§ **Description of the task**: Comb through the entries for "genome" and pull out each line that holds it.

Entries from a visual dataset
•••

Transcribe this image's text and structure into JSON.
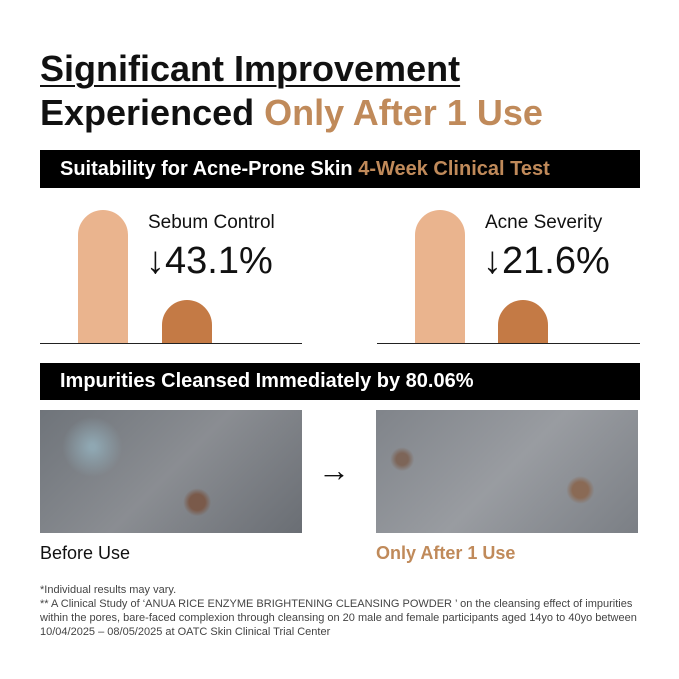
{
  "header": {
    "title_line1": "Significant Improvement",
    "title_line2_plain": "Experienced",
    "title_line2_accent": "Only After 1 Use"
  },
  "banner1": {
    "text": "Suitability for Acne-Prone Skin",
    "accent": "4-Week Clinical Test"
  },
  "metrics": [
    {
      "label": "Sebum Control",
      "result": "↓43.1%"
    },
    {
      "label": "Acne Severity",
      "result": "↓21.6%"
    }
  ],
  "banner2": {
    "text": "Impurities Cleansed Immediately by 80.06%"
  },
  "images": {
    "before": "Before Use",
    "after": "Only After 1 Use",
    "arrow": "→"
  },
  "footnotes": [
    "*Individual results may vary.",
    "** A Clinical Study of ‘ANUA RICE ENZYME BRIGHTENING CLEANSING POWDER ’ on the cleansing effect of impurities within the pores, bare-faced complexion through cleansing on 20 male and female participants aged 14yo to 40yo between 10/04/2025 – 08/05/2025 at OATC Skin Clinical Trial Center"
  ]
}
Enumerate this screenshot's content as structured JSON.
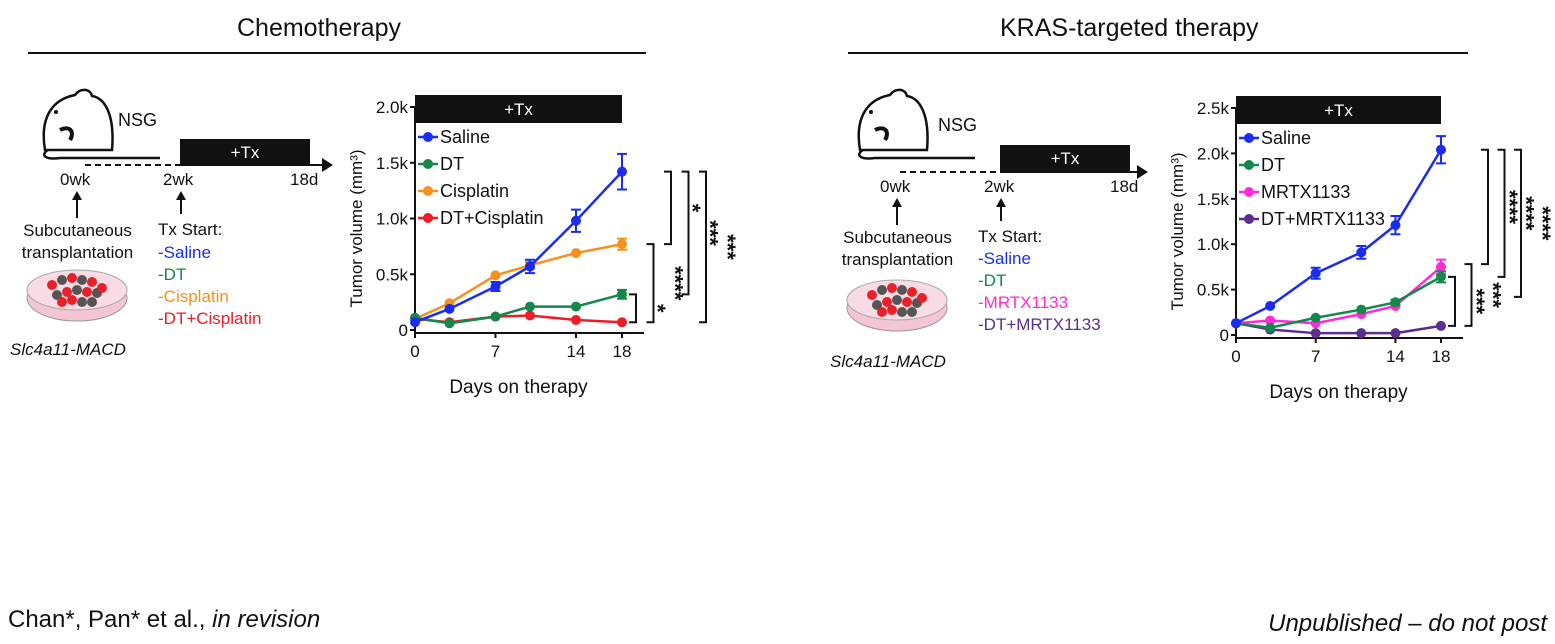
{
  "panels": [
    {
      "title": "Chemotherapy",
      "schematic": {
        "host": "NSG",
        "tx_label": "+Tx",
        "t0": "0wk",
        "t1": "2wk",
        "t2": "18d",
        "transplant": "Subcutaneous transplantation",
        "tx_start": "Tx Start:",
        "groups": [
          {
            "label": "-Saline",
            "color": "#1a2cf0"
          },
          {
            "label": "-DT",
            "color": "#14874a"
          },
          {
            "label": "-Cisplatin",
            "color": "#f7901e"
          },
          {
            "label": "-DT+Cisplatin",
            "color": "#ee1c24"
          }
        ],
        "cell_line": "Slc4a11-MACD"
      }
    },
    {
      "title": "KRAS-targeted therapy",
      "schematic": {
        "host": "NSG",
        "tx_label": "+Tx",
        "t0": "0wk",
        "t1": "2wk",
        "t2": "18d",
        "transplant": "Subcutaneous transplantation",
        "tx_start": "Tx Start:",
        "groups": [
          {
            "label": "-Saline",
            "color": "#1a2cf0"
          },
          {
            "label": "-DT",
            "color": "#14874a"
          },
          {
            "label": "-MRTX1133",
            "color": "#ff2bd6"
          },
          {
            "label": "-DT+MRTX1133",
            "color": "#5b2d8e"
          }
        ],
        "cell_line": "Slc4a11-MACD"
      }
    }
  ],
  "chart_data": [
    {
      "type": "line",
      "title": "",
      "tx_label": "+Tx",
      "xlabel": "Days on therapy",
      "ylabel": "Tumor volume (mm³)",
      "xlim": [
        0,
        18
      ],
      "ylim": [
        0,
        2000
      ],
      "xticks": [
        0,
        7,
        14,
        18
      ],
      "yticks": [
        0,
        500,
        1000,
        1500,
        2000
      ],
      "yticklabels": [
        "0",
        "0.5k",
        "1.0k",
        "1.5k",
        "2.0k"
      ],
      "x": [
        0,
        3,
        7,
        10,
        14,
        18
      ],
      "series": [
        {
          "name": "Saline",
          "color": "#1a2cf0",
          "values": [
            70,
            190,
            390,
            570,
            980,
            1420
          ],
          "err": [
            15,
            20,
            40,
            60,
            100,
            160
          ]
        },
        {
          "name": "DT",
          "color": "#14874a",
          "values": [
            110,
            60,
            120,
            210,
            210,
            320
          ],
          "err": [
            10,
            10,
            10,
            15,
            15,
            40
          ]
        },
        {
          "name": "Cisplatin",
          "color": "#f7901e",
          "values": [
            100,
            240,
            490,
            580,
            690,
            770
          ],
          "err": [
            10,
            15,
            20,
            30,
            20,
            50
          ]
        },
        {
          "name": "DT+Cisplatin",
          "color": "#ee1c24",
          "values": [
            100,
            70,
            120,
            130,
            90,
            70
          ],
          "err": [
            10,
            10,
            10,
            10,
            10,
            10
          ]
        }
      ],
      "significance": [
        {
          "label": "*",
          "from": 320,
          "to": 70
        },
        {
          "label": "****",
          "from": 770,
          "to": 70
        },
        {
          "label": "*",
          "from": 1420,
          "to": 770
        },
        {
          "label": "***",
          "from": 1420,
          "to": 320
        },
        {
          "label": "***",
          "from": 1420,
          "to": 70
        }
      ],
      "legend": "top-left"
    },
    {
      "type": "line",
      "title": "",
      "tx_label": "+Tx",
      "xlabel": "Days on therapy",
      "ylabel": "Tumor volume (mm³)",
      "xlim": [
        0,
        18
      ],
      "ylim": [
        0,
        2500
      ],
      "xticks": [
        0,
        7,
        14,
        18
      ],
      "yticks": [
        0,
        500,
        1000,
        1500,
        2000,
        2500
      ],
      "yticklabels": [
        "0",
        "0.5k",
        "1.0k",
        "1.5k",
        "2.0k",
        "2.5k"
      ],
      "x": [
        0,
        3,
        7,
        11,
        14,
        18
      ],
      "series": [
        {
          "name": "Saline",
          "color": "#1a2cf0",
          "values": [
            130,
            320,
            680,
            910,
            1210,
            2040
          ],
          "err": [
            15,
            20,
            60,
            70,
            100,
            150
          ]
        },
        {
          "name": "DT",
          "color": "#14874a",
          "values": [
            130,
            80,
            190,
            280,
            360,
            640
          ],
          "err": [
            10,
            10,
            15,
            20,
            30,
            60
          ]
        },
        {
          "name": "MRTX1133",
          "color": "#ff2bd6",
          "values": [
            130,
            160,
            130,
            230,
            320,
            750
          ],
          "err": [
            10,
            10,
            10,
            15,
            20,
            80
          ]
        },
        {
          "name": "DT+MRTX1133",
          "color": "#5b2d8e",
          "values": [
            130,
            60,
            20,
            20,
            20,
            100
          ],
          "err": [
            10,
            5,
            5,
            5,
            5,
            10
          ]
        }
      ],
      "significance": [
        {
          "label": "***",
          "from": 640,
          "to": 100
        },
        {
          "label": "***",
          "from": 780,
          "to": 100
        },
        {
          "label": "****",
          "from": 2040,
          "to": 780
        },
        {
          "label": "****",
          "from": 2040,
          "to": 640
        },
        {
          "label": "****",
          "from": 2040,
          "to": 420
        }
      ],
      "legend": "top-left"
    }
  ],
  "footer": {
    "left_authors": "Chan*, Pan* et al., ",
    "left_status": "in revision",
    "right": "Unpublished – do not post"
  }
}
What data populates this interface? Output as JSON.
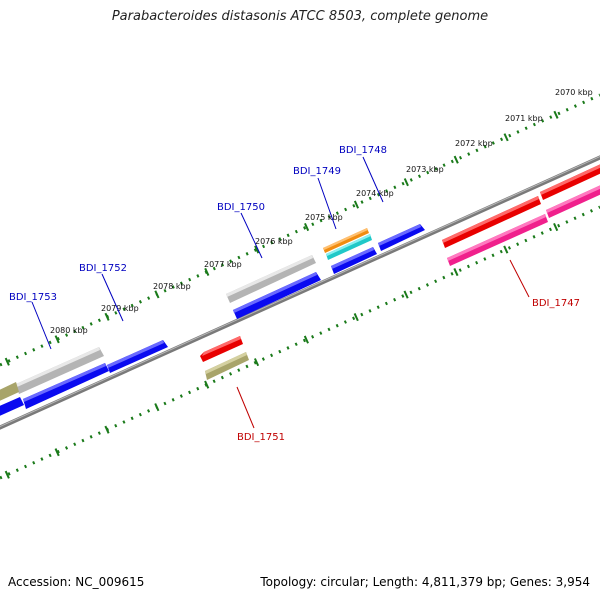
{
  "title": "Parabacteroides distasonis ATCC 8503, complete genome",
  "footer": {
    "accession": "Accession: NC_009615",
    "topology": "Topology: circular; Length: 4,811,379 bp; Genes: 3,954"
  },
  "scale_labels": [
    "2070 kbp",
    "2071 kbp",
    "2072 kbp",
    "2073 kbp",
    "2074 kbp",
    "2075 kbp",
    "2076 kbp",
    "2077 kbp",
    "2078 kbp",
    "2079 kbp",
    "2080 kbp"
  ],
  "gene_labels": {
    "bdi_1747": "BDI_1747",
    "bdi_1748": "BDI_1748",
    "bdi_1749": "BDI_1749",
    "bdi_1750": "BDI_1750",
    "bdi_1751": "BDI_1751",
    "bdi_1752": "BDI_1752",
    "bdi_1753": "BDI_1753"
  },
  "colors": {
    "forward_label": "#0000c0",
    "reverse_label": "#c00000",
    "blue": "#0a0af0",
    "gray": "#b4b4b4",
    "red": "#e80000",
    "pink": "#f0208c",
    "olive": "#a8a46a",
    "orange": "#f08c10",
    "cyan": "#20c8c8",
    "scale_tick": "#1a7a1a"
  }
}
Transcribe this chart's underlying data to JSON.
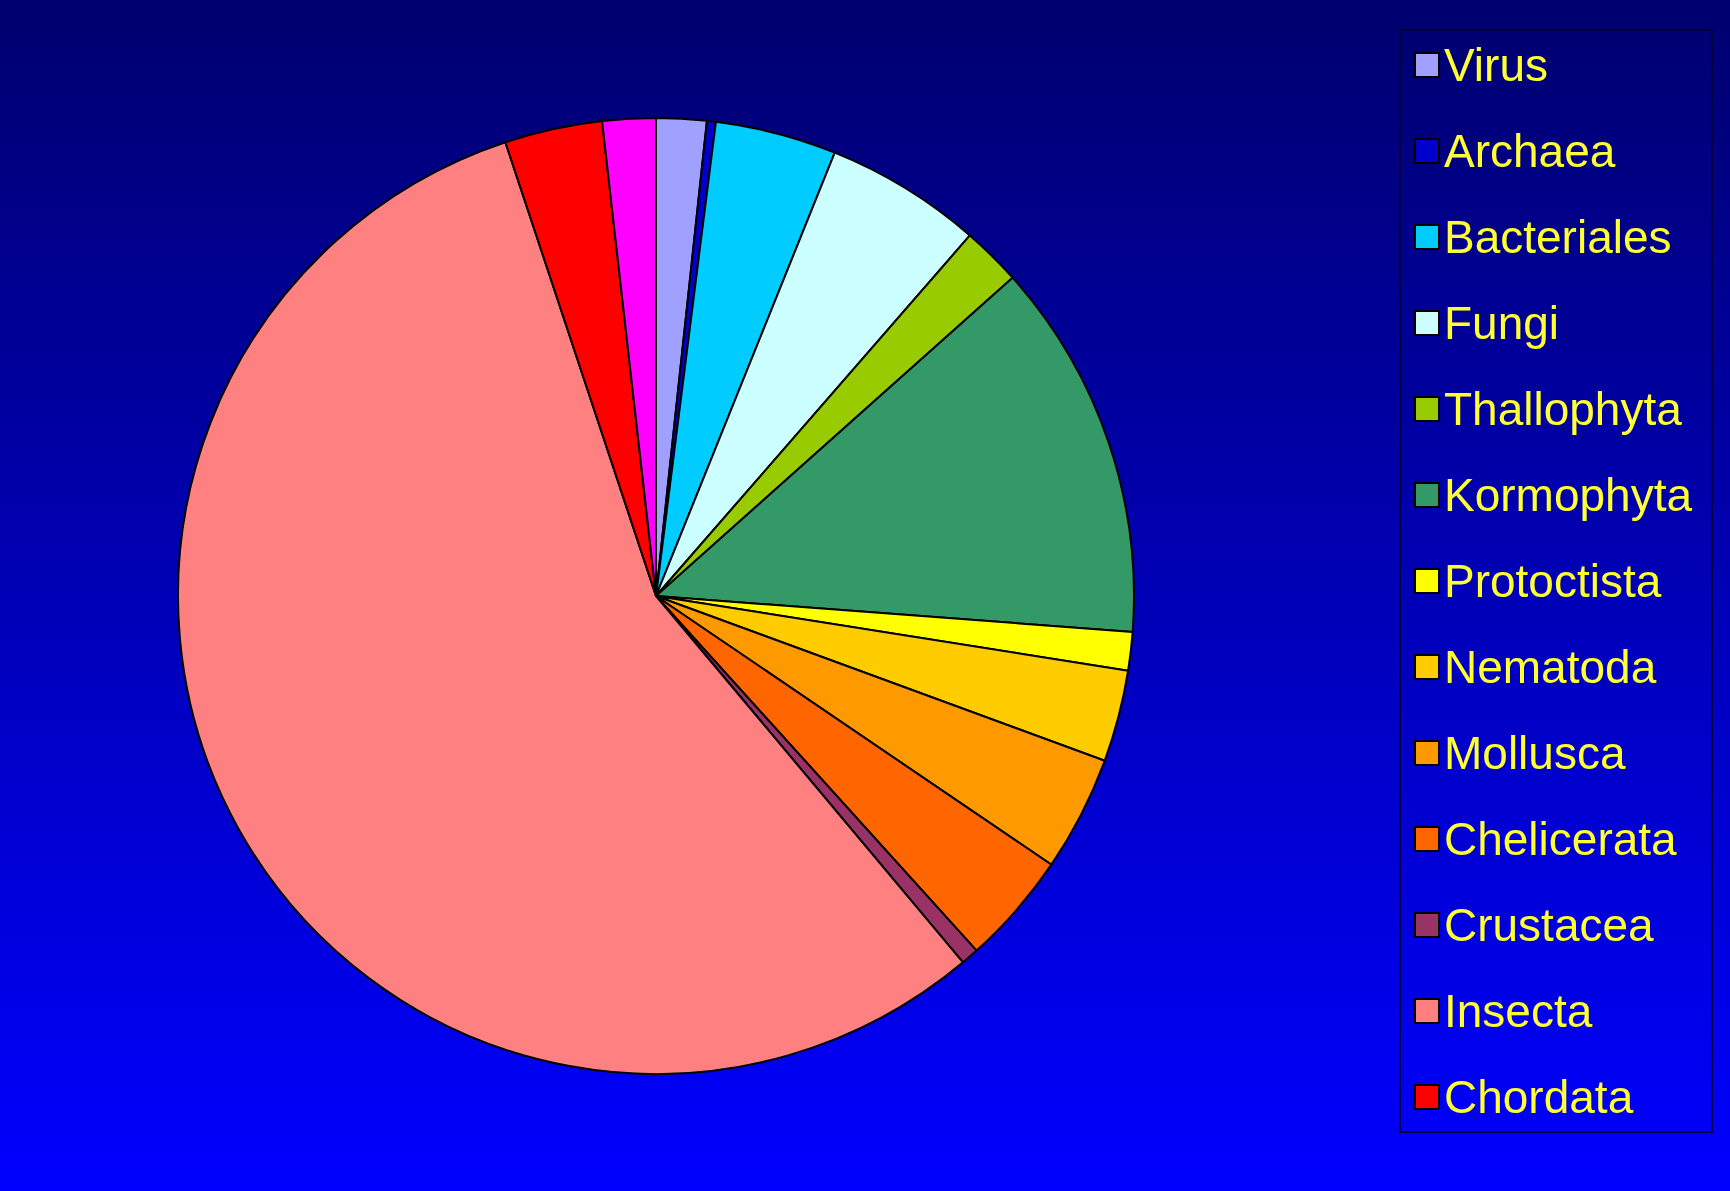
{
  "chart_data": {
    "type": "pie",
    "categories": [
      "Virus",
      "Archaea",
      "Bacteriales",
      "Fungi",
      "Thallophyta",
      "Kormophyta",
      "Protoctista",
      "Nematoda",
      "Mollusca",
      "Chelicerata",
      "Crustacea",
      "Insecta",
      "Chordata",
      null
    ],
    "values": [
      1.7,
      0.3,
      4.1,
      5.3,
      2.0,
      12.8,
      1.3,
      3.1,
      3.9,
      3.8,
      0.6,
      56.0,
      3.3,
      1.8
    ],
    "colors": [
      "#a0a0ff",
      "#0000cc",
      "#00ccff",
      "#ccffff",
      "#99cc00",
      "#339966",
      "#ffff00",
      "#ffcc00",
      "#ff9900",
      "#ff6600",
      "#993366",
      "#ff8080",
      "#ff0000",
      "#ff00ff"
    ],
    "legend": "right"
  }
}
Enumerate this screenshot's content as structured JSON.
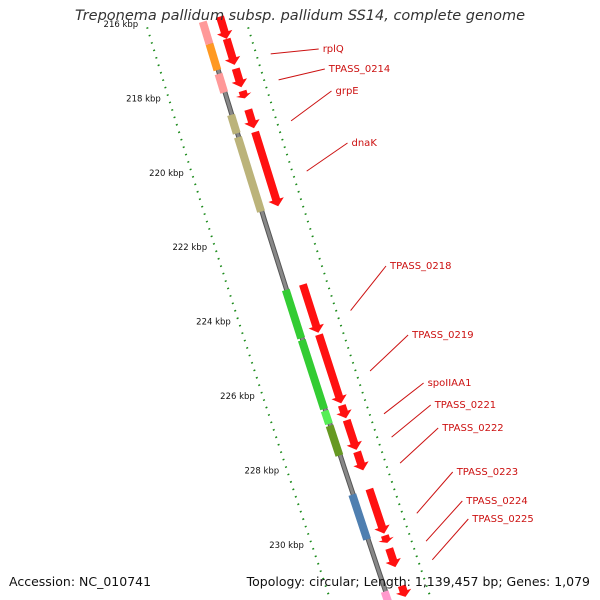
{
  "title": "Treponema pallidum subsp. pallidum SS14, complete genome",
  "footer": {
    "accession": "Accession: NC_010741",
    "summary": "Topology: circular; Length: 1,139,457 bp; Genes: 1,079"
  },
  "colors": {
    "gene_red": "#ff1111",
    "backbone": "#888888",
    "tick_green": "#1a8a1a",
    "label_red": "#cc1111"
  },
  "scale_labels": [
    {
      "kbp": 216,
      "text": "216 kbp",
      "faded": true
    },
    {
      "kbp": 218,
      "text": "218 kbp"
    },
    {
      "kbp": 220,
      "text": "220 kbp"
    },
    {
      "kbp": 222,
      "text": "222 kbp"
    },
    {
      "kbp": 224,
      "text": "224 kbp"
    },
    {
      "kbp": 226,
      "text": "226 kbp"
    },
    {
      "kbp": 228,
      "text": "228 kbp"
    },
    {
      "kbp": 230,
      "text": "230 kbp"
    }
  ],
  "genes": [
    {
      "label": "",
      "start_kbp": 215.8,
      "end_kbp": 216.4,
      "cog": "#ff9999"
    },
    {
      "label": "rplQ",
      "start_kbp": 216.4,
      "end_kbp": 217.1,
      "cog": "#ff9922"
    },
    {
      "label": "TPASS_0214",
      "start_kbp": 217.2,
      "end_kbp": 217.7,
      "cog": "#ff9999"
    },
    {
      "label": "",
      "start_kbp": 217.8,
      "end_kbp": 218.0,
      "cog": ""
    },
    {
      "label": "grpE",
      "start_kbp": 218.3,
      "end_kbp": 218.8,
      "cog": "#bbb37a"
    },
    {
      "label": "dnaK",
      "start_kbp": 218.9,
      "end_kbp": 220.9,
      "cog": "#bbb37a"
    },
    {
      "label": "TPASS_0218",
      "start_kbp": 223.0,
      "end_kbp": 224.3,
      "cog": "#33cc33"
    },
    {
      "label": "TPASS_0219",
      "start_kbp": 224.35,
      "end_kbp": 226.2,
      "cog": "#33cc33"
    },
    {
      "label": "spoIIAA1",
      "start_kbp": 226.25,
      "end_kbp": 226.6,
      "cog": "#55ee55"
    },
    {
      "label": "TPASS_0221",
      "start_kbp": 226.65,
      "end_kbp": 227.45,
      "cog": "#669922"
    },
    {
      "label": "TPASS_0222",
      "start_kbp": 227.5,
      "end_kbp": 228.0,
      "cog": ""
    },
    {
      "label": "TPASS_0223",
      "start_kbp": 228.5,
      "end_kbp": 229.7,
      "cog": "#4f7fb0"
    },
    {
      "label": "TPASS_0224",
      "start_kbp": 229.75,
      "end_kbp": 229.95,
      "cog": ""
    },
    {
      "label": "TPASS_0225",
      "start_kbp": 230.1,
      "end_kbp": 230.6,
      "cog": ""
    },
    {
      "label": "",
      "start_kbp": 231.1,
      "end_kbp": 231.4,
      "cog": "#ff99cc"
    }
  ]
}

•••

§ **Reply to the task**:
  "title": "Parabacteroides distasonis ATCC 8503, complete genome",
  "title": "Treponema pallidum subsp. pallidum SS14, complete genome",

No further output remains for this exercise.